Goal of the exercise:
Copy out all the lines in the records that include the word "panel".

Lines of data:
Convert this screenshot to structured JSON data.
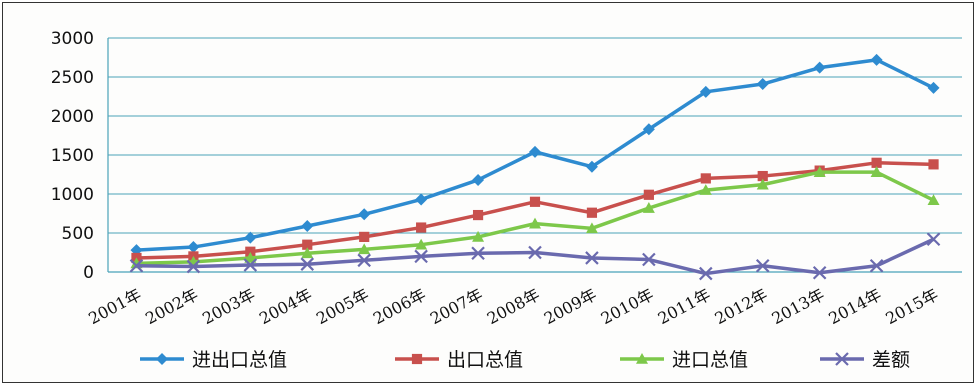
{
  "chart_data": {
    "type": "line",
    "categories": [
      "2001年",
      "2002年",
      "2003年",
      "2004年",
      "2005年",
      "2006年",
      "2007年",
      "2008年",
      "2009年",
      "2010年",
      "2011年",
      "2012年",
      "2013年",
      "2014年",
      "2015年"
    ],
    "ylim": [
      0,
      3000
    ],
    "yticks": [
      0,
      500,
      1000,
      1500,
      2000,
      2500,
      3000
    ],
    "grid": true,
    "legend_position": "bottom",
    "series": [
      {
        "name": "进出口总值",
        "color": "#2E8BD0",
        "marker": "diamond",
        "values": [
          280,
          320,
          440,
          590,
          740,
          930,
          1180,
          1540,
          1350,
          1830,
          2310,
          2410,
          2620,
          2720,
          2360
        ]
      },
      {
        "name": "出口总值",
        "color": "#C8504D",
        "marker": "square",
        "values": [
          180,
          200,
          260,
          350,
          450,
          570,
          730,
          900,
          760,
          990,
          1200,
          1230,
          1300,
          1400,
          1380
        ]
      },
      {
        "name": "进口总值",
        "color": "#7DC84A",
        "marker": "triangle",
        "values": [
          110,
          130,
          180,
          240,
          290,
          350,
          450,
          620,
          560,
          820,
          1050,
          1120,
          1280,
          1280,
          920
        ]
      },
      {
        "name": "差额",
        "color": "#6A6AAE",
        "marker": "x",
        "values": [
          80,
          70,
          90,
          100,
          150,
          200,
          240,
          250,
          180,
          160,
          -20,
          80,
          -10,
          80,
          420
        ]
      }
    ]
  }
}
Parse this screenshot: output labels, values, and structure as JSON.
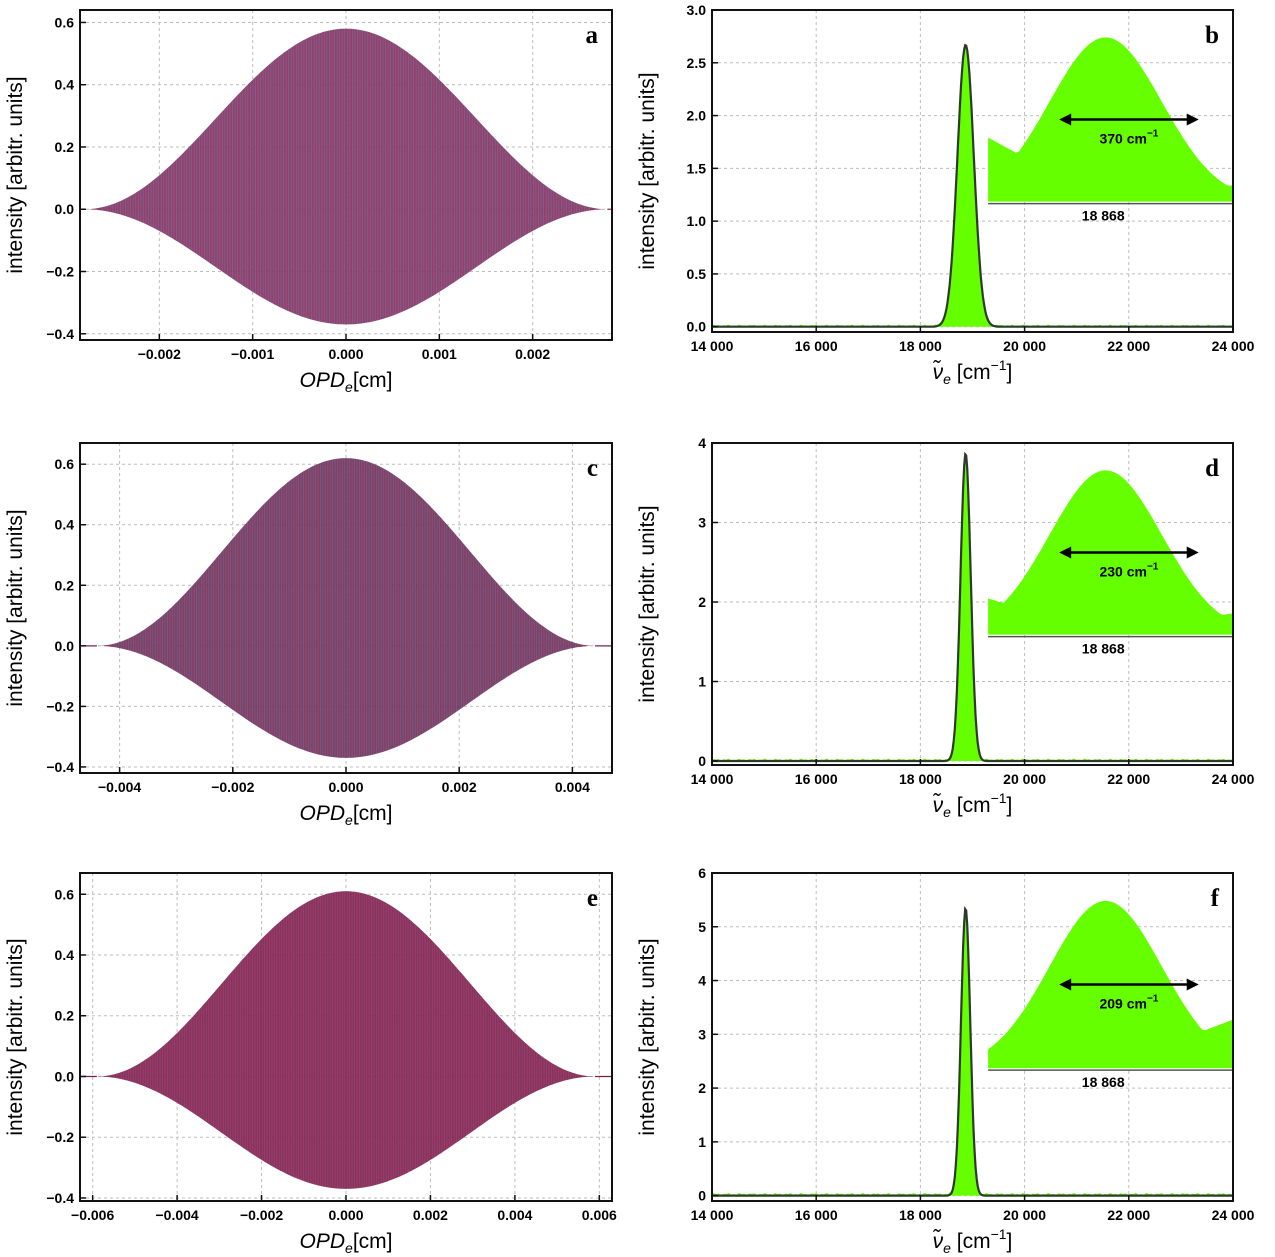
{
  "chart_data": [
    {
      "type": "line",
      "panel": "a",
      "xlabel": "OPD_e[cm]",
      "ylabel": "intensity [arbitr. units]",
      "xlim": [
        -0.00285,
        0.00285
      ],
      "ylim": [
        -0.42,
        0.64
      ],
      "xticks": [
        -0.002,
        -0.001,
        0.0,
        0.001,
        0.002
      ],
      "xtick_labels": [
        "−0.002",
        "−0.001",
        "0.000",
        "0.001",
        "0.002"
      ],
      "yticks": [
        -0.4,
        -0.2,
        0.0,
        0.2,
        0.4,
        0.6
      ],
      "ytick_labels": [
        "−0.4",
        "−0.2",
        "0.0",
        "0.2",
        "0.4",
        "0.6"
      ],
      "grid": true,
      "series": [
        {
          "style": "interferogram",
          "center": 0.0,
          "upper_peak": 0.58,
          "lower_peak": -0.37,
          "halfwidth": 0.0028,
          "colors": [
            "#8a2a5c",
            "#6a7fa6"
          ]
        }
      ]
    },
    {
      "type": "area",
      "panel": "b",
      "xlabel": "ν̃_e [cm⁻¹]",
      "ylabel": "intensity [arbitr. units]",
      "xlim": [
        14000,
        24000
      ],
      "ylim": [
        -0.05,
        3.0
      ],
      "xticks": [
        14000,
        16000,
        18000,
        20000,
        22000,
        24000
      ],
      "xtick_labels": [
        "14 000",
        "16 000",
        "18 000",
        "20 000",
        "22 000",
        "24 000"
      ],
      "yticks": [
        0.0,
        0.5,
        1.0,
        1.5,
        2.0,
        2.5,
        3.0
      ],
      "ytick_labels": [
        "0.0",
        "0.5",
        "1.0",
        "1.5",
        "2.0",
        "2.5",
        "3.0"
      ],
      "grid": true,
      "series": [
        {
          "style": "spectrum-fill",
          "color": "#66ff00",
          "peak_x": 18868,
          "peak_y": 2.67,
          "fwhm": 370,
          "baseline": 0.02
        },
        {
          "style": "fit-line",
          "color": "#2b3a2b",
          "peak_x": 18868,
          "peak_y": 2.67,
          "fwhm": 370
        }
      ],
      "inset": {
        "fwhm_label": "370 cm",
        "fwhm_exp": "−1",
        "center_label": "18 868",
        "left_level": 0.39,
        "right_level": 0.1
      }
    },
    {
      "type": "line",
      "panel": "c",
      "xlabel": "OPD_e[cm]",
      "ylabel": "intensity [arbitr. units]",
      "xlim": [
        -0.0047,
        0.0047
      ],
      "ylim": [
        -0.42,
        0.67
      ],
      "xticks": [
        -0.004,
        -0.002,
        0.0,
        0.002,
        0.004
      ],
      "xtick_labels": [
        "−0.004",
        "−0.002",
        "0.000",
        "0.002",
        "0.004"
      ],
      "yticks": [
        -0.4,
        -0.2,
        0.0,
        0.2,
        0.4,
        0.6
      ],
      "ytick_labels": [
        "−0.4",
        "−0.2",
        "0.0",
        "0.2",
        "0.4",
        "0.6"
      ],
      "grid": true,
      "series": [
        {
          "style": "interferogram",
          "center": 0.0,
          "upper_peak": 0.62,
          "lower_peak": -0.37,
          "halfwidth": 0.0044,
          "colors": [
            "#7a2752",
            "#5f7aa0"
          ]
        }
      ]
    },
    {
      "type": "area",
      "panel": "d",
      "xlabel": "ν̃_e [cm⁻¹]",
      "ylabel": "intensity [arbitr. units]",
      "xlim": [
        14000,
        24000
      ],
      "ylim": [
        -0.05,
        4.0
      ],
      "xticks": [
        14000,
        16000,
        18000,
        20000,
        22000,
        24000
      ],
      "xtick_labels": [
        "14 000",
        "16 000",
        "18 000",
        "20 000",
        "22 000",
        "24 000"
      ],
      "yticks": [
        0,
        1,
        2,
        3,
        4
      ],
      "ytick_labels": [
        "0",
        "1",
        "2",
        "3",
        "4"
      ],
      "grid": true,
      "series": [
        {
          "style": "spectrum-fill",
          "color": "#66ff00",
          "peak_x": 18868,
          "peak_y": 3.87,
          "fwhm": 230,
          "baseline": 0.03
        },
        {
          "style": "fit-line",
          "color": "#2b3a2b",
          "peak_x": 18868,
          "peak_y": 3.87,
          "fwhm": 230
        }
      ],
      "inset": {
        "fwhm_label": "230 cm",
        "fwhm_exp": "−1",
        "center_label": "18 868",
        "left_level": 0.22,
        "right_level": 0.13
      }
    },
    {
      "type": "line",
      "panel": "e",
      "xlabel": "OPD_e[cm]",
      "ylabel": "intensity [arbitr. units]",
      "xlim": [
        -0.0063,
        0.0063
      ],
      "ylim": [
        -0.41,
        0.67
      ],
      "xticks": [
        -0.006,
        -0.004,
        -0.002,
        0.0,
        0.002,
        0.004,
        0.006
      ],
      "xtick_labels": [
        "−0.006",
        "−0.004",
        "−0.002",
        "0.000",
        "0.002",
        "0.004",
        "0.006"
      ],
      "yticks": [
        -0.4,
        -0.2,
        0.0,
        0.2,
        0.4,
        0.6
      ],
      "ytick_labels": [
        "−0.4",
        "−0.2",
        "0.0",
        "0.2",
        "0.4",
        "0.6"
      ],
      "grid": true,
      "series": [
        {
          "style": "interferogram",
          "center": 0.0,
          "upper_peak": 0.61,
          "lower_peak": -0.37,
          "halfwidth": 0.0059,
          "colors": [
            "#74204b",
            "#c0407a"
          ]
        }
      ]
    },
    {
      "type": "area",
      "panel": "f",
      "xlabel": "ν̃_e [cm⁻¹]",
      "ylabel": "intensity [arbitr. units]",
      "xlim": [
        14000,
        24000
      ],
      "ylim": [
        -0.1,
        6.0
      ],
      "xticks": [
        14000,
        16000,
        18000,
        20000,
        22000,
        24000
      ],
      "xtick_labels": [
        "14 000",
        "16 000",
        "18 000",
        "20 000",
        "22 000",
        "24 000"
      ],
      "yticks": [
        0,
        1,
        2,
        3,
        4,
        5,
        6
      ],
      "ytick_labels": [
        "0",
        "1",
        "2",
        "3",
        "4",
        "5",
        "6"
      ],
      "grid": true,
      "series": [
        {
          "style": "spectrum-fill",
          "color": "#66ff00",
          "peak_x": 18868,
          "peak_y": 5.35,
          "fwhm": 209,
          "baseline": 0.05
        },
        {
          "style": "fit-line",
          "color": "#2b3a2b",
          "peak_x": 18868,
          "peak_y": 5.35,
          "fwhm": 209
        }
      ],
      "inset": {
        "fwhm_label": "209 cm",
        "fwhm_exp": "−1",
        "center_label": "18 868",
        "left_level": 0.1,
        "right_level": 0.29
      }
    }
  ]
}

Task solution:
      "panel": "a",
      "panel": "b",
      "panel": "c",
      "panel": "d",
      "panel": "e",
      "panel": "f",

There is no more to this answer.